[Stored entries]
* begin *

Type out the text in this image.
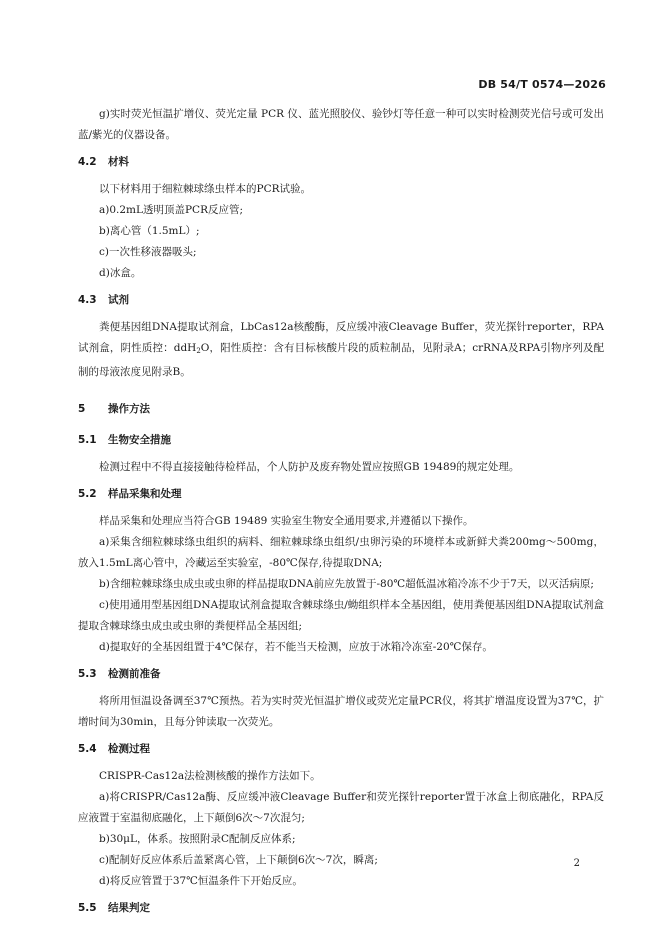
DB 54/T 0574—2026

g)实时荧光恒温扩增仪、荧光定量 PCR 仪、蓝光照胶仪、验钞灯等任意一种可以实时检测荧光信号或可发出蓝/紫光的仪器设备。

4.2 材料

以下材料用于细粒棘球绦虫样本的PCR试验。

a)0.2mL透明顶盖PCR反应管;

b)离心管（1.5mL）;

c)一次性移液器吸头;

d)冰盒。

4.3 试剂

粪便基因组DNA提取试剂盒，LbCas12a核酸酶，反应缓冲液Cleavage Buffer，荧光探针reporter，RPA试剂盒，阴性质控：ddH$_2$O，阳性质控：含有目标核酸片段的质粒制品，见附录A；crRNA及RPA引物序列及配制的母液浓度见附录B。

5 操作方法
5.1 生物安全措施

检测过程中不得直接接触待检样品，个人防护及废弃物处置应按照GB 19489的规定处理。

5.2 样品采集和处理

样品采集和处理应当符合GB 19489 实验室生物安全通用要求,并遵循以下操作。

a)采集含细粒棘球绦虫组织的病料、细粒棘球绦虫组织/虫卵污染的环境样本或新鲜犬粪200mg～500mg，放入1.5mL离心管中，冷藏运至实验室，-80℃保存,待提取DNA;

b)含细粒棘球绦虫成虫或虫卵的样品提取DNA前应先放置于-80℃超低温冰箱冷冻不少于7天，以灭活病原;

c)使用通用型基因组DNA提取试剂盒提取含棘球绦虫/蚴组织样本全基因组，使用粪便基因组DNA提取试剂盒提取含棘球绦虫成虫或虫卵的粪便样品全基因组;

d)提取好的全基因组置于4℃保存，若不能当天检测，应放于冰箱冷冻室-20℃保存。

5.3 检测前准备

将所用恒温设备调至37℃预热。若为实时荧光恒温扩增仪或荧光定量PCR仪，将其扩增温度设置为37℃，扩增时间为30min，且每分钟读取一次荧光。

5.4 检测过程

CRISPR-Cas12a法检测核酸的操作方法如下。

a)将CRISPR/Cas12a酶、反应缓冲液Cleavage Buffer和荧光探针reporter置于冰盒上彻底融化，RPA反应液置于室温彻底融化，上下颠倒6次～7次混匀;

b)30μL，体系。按照附录C配制反应体系;

c)配制好反应体系后盖紧离心管，上下颠倒6次～7次，瞬离;

d)将反应管置于37℃恒温条件下开始反应。

5.5 结果判定
2
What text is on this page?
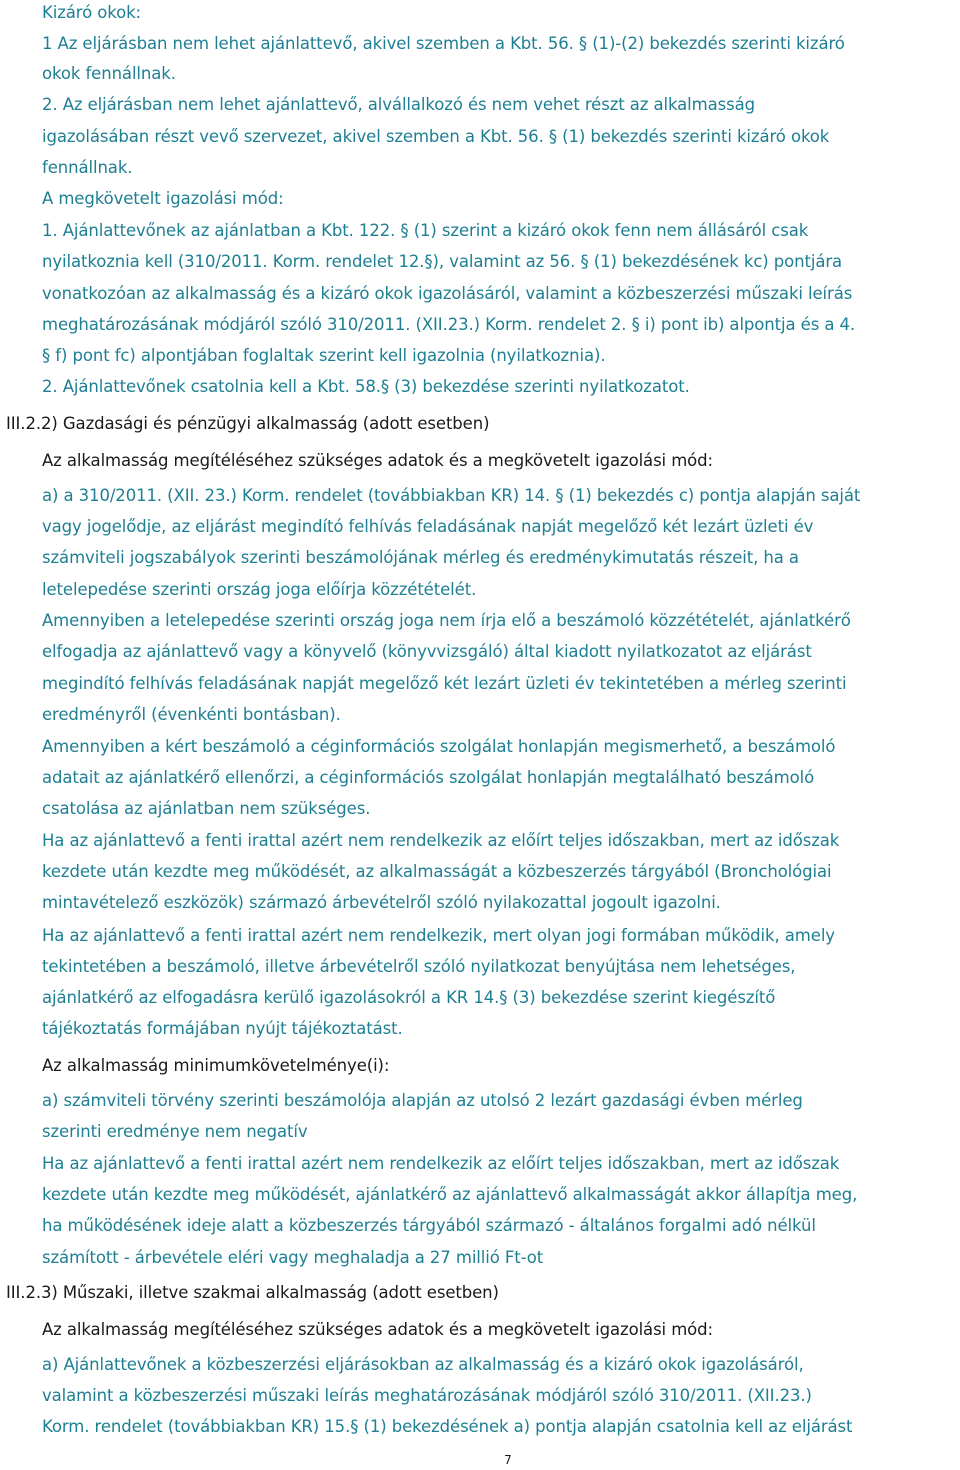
Kizáró okok:
1 Az eljárásban nem lehet ajánlattevő, akivel szemben a Kbt. 56. § (1)-(2) bekezdés szerinti kizáró
okok fennállnak.
2. Az eljárásban nem lehet ajánlattevő, alvállalkozó és nem vehet részt az alkalmasság
igazolásában részt vevő szervezet, akivel szemben a Kbt. 56. § (1) bekezdés szerinti kizáró okok
fennállnak.
A megkövetelt igazolási mód:
1. Ajánlattevőnek az ajánlatban a Kbt. 122. § (1) szerint a kizáró okok fenn nem állásáról csak
nyilatkoznia kell (310/2011. Korm. rendelet 12.§), valamint az 56. § (1) bekezdésének kc) pontjára
vonatkozóan az alkalmasság és a kizáró okok igazolásáról, valamint a közbeszerzési műszaki leírás
meghatározásának módjáról szóló 310/2011. (XII.23.) Korm. rendelet 2. § i) pont ib) alpontja és a 4.
§ f) pont fc) alpontjában foglaltak szerint kell igazolnia (nyilatkoznia).
2. Ajánlattevőnek csatolnia kell a Kbt. 58.§ (3) bekezdése szerinti nyilatkozatot.
III.2.2) Gazdasági és pénzügyi alkalmasság (adott esetben)
Az alkalmasság megítéléséhez szükséges adatok és a megkövetelt igazolási mód:
a) a 310/2011. (XII. 23.) Korm. rendelet (továbbiakban KR) 14. § (1) bekezdés c) pontja alapján saját
vagy jogelődje, az eljárást megindító felhívás feladásának napját megelőző két lezárt üzleti év
számviteli jogszabályok szerinti beszámolójának mérleg és eredménykimutatás részeit, ha a
letelepedése szerinti ország joga előírja közzétételét.
Amennyiben a letelepedése szerinti ország joga nem írja elő a beszámoló közzétételét, ajánlatkérő
elfogadja az ajánlattevő vagy a könyvelő (könyvvizsgáló) által kiadott nyilatkozatot az eljárást
megindító felhívás feladásának napját megelőző két lezárt üzleti év tekintetében a mérleg szerinti
eredményről (évenkénti bontásban).
Amennyiben a kért beszámoló a céginformációs szolgálat honlapján megismerhető, a beszámoló
adatait az ajánlatkérő ellenőrzi, a céginformációs szolgálat honlapján megtalálható beszámoló
csatolása az ajánlatban nem szükséges.
Ha az ajánlattevő a fenti irattal azért nem rendelkezik az előírt teljes időszakban, mert az időszak
kezdete után kezdte meg működését, az alkalmasságát a közbeszerzés tárgyából (Bronchológiai
mintavételező eszközök) származó árbevételről szóló nyilakozattal jogoult igazolni.
Ha az ajánlattevő a fenti irattal azért nem rendelkezik, mert olyan jogi formában működik, amely
tekintetében a beszámoló, illetve árbevételről szóló nyilatkozat benyújtása nem lehetséges,
ajánlatkérő az elfogadásra kerülő igazolásokról a KR 14.§ (3) bekezdése szerint kiegészítő
tájékoztatás formájában nyújt tájékoztatást.
Az alkalmasság minimumkövetelménye(i):
a) számviteli törvény szerinti beszámolója alapján az utolsó 2 lezárt gazdasági évben mérleg
szerinti eredménye nem negatív
Ha az ajánlattevő a fenti irattal azért nem rendelkezik az előírt teljes időszakban, mert az időszak
kezdete után kezdte meg működését, ajánlatkérő az ajánlattevő alkalmasságát akkor állapítja meg,
ha működésének ideje alatt a közbeszerzés tárgyából származó - általános forgalmi adó nélkül
számított - árbevétele eléri vagy meghaladja a 27 millió Ft-ot
III.2.3) Műszaki, illetve szakmai alkalmasság (adott esetben)
Az alkalmasság megítéléséhez szükséges adatok és a megkövetelt igazolási mód:
a) Ajánlattevőnek a közbeszerzési eljárásokban az alkalmasság és a kizáró okok igazolásáról,
valamint a közbeszerzési műszaki leírás meghatározásának módjáról szóló 310/2011. (XII.23.)
Korm. rendelet (továbbiakban KR) 15.§ (1) bekezdésének a) pontja alapján csatolnia kell az eljárást
7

* end *

Set problem:
Copy out every line in the listing where the word "Amennyiben" appears.

Solution:
Amennyiben a letelepedése szerinti ország joga nem írja elő a beszámoló közzétételét, ajánlatkérő
Amennyiben a kért beszámoló a céginformációs szolgálat honlapján megismerhető, a beszámoló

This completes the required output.